··· Material for the task ···

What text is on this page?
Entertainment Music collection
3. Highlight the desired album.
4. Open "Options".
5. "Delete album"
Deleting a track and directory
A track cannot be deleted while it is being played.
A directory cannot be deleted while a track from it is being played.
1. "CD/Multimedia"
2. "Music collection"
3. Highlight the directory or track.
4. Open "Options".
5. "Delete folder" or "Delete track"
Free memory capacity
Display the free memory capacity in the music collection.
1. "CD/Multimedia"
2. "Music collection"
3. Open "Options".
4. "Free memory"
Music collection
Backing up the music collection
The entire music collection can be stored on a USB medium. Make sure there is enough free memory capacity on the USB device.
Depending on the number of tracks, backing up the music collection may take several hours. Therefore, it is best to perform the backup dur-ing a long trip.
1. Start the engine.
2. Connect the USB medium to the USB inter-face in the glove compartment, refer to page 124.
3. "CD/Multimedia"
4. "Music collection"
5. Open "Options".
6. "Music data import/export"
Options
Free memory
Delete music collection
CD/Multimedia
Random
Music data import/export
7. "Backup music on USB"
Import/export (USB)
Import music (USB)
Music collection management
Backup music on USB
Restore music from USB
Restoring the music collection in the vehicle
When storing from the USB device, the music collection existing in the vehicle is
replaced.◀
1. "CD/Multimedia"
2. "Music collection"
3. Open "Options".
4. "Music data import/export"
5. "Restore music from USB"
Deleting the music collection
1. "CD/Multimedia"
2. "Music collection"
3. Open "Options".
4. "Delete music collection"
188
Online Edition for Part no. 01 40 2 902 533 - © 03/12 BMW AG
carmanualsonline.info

···

• Exercise prompt
Copy every line verbatim.

• Task result
What text is on this page?
Entertainment Music collection
3. Highlight the desired album.
4. Open "Options".
5. "Delete album"
Deleting a track and directory
A track cannot be deleted while it is being played.
A directory cannot be deleted while a track from it is being played.
1. "CD/Multimedia"
2. "Music collection"
3. Highlight the directory or track.
4. Open "Options".
5. "Delete folder" or "Delete track"
Free memory capacity
Display the free memory capacity in the music collection.
1. "CD/Multimedia"
2. "Music collection"
3. Open "Options".
4. "Free memory"
Music collection
Backing up the music collection
The entire music collection can be stored on a USB medium. Make sure there is enough free memory capacity on the USB device.
Depending on the number of tracks, backing up the music collection may take several hours. Therefore, it is best to perform the backup dur-ing a long trip.
1. Start the engine.
2. Connect the USB medium to the USB inter-face in the glove compartment, refer to page 124.
3. "CD/Multimedia"
4. "Music collection"
5. Open "Options".
6. "Music data import/export"
Options
Free memory
Delete music collection
CD/Multimedia
Random
Music data import/export
7. "Backup music on USB"
Import/export (USB)
Import music (USB)
Music collection management
Backup music on USB
Restore music from USB
Restoring the music collection in the vehicle
When storing from the USB device, the music collection existing in the vehicle is
replaced.◀
1. "CD/Multimedia"
2. "Music collection"
3. Open "Options".
4. "Music data import/export"
5. "Restore music from USB"
Deleting the music collection
1. "CD/Multimedia"
2. "Music collection"
3. Open "Options".
4. "Delete music collection"
188
Online Edition for Part no. 01 40 2 902 533 - © 03/12 BMW AG
carmanualsonline.info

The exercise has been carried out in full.